>>

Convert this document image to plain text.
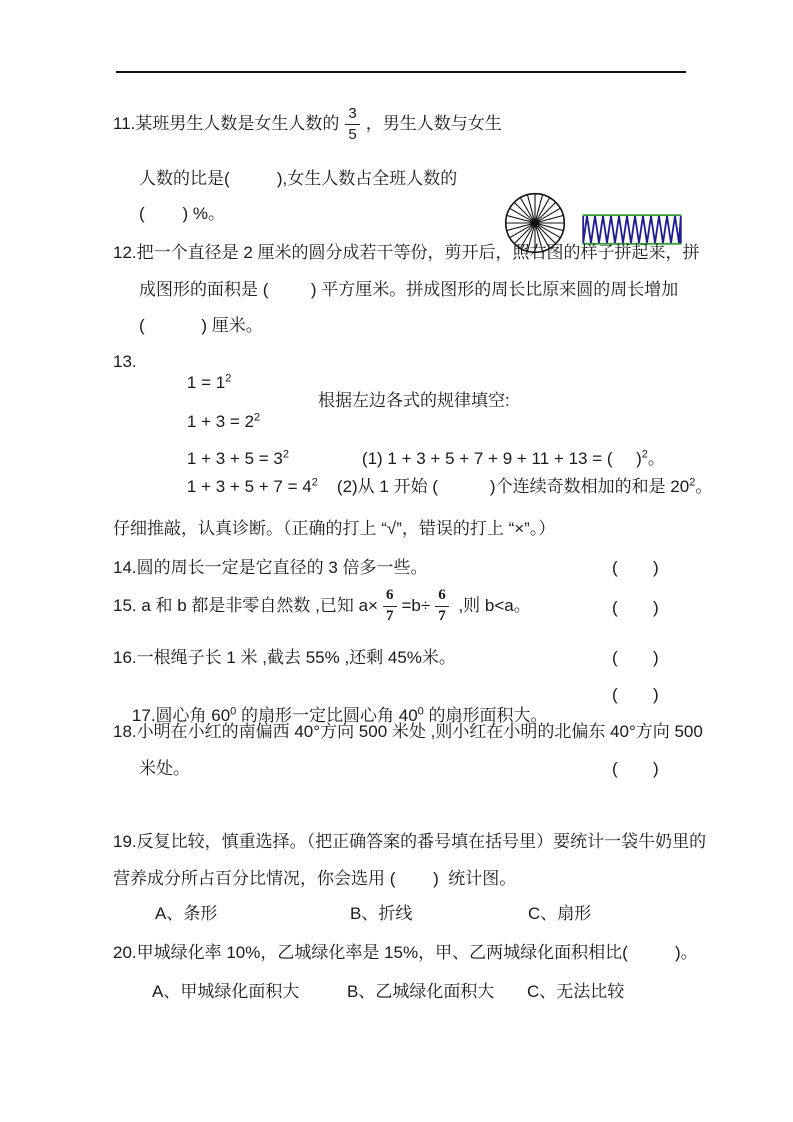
11.某班男生人数是女生人数的 $\frac{3}{5}$ ，男生人数与女生
人数的比是(          ),女生人数占全班人数的
(        ) %。

12.把一个直径是 2 厘米的圆分成若干等份，剪开后，照右图的样子拼起来，拼
成图形的面积是 (         ) 平方厘米。拼成图形的周长比原来圆的周长增加
(            ) 厘米。
13.

$1 = 1^2$

$1 + 3 = 2^2$

根据左边各式的规律填空:

$1 + 3 + 5 = 3^2$
	(1) 1 + 3 + 5 + 7 + 9 + 11 + 13 = (     )$^2$。

$1 + 3 + 5 + 7 = 4^2$
	(2)从 1 开始 (           )个连续奇数相加的和是 $20^2$。

仔细推敲，认真诊断。（正确的打上 “√”，错误的打上 “×”。）
14.圆的周长一定是它直径的 3 倍多一些。	(      )
15. a 和 b 都是非零自然数 ,已知 $a\times \frac{6}{7} =b\div \frac{6}{7}$ ,则 b<a。	(      )
16.一根绳子长 1 米 ,截去 55% ,还剩 45%米。	(      )

17.圆心角 $60^0$ 的扇形一定比圆心角 $40^0$ 的扇形面积大。

(      )
18.小明在小红的南偏西 40°方向 500 米处 ,则小红在小明的北偏东 40°方向 500
米处。	(      )
19.反复比较，慎重选择。（把正确答案的番号填在括号里）要统计一袋牛奶里的
营养成分所占百分比情况，你会选用 (        )  统计图。
A、条形	B、折线	C、扇形
20.甲城绿化率 10%，乙城绿化率是 15%，甲、乙两城绿化面积相比(          )。
A、甲城绿化面积大	B、乙城绿化面积大 C、无法比较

<<

* WHAT THE EXERCISE ASKS
Skip the pictures, then retype every line above exactly.

* ANSWER FOR THIS EXERCISE
Convert this document image to plain text.
11.某班男生人数是女生人数的 $\frac{3}{5}$ ，男生人数与女生
人数的比是(          ),女生人数占全班人数的
(        ) %。

12.把一个直径是 2 厘米的圆分成若干等份，剪开后，照右图的样子拼起来，拼
成图形的面积是 (         ) 平方厘米。拼成图形的周长比原来圆的周长增加
(            ) 厘米。
13.

$1 = 1^2$

$1 + 3 = 2^2$

根据左边各式的规律填空:

$1 + 3 + 5 = 3^2$
	(1) 1 + 3 + 5 + 7 + 9 + 11 + 13 = (     )$^2$。

$1 + 3 + 5 + 7 = 4^2$
	(2)从 1 开始 (           )个连续奇数相加的和是 $20^2$。

仔细推敲，认真诊断。（正确的打上 “√”，错误的打上 “×”。）
14.圆的周长一定是它直径的 3 倍多一些。	(      )
15. a 和 b 都是非零自然数 ,已知 $a\times \frac{6}{7} =b\div \frac{6}{7}$ ,则 b<a。	(      )
16.一根绳子长 1 米 ,截去 55% ,还剩 45%米。	(      )

17.圆心角 $60^0$ 的扇形一定比圆心角 $40^0$ 的扇形面积大。

(      )
18.小明在小红的南偏西 40°方向 500 米处 ,则小红在小明的北偏东 40°方向 500
米处。	(      )
19.反复比较，慎重选择。（把正确答案的番号填在括号里）要统计一袋牛奶里的
营养成分所占百分比情况，你会选用 (        )  统计图。
A、条形	B、折线	C、扇形
20.甲城绿化率 10%，乙城绿化率是 15%，甲、乙两城绿化面积相比(          )。
A、甲城绿化面积大	B、乙城绿化面积大 C、无法比较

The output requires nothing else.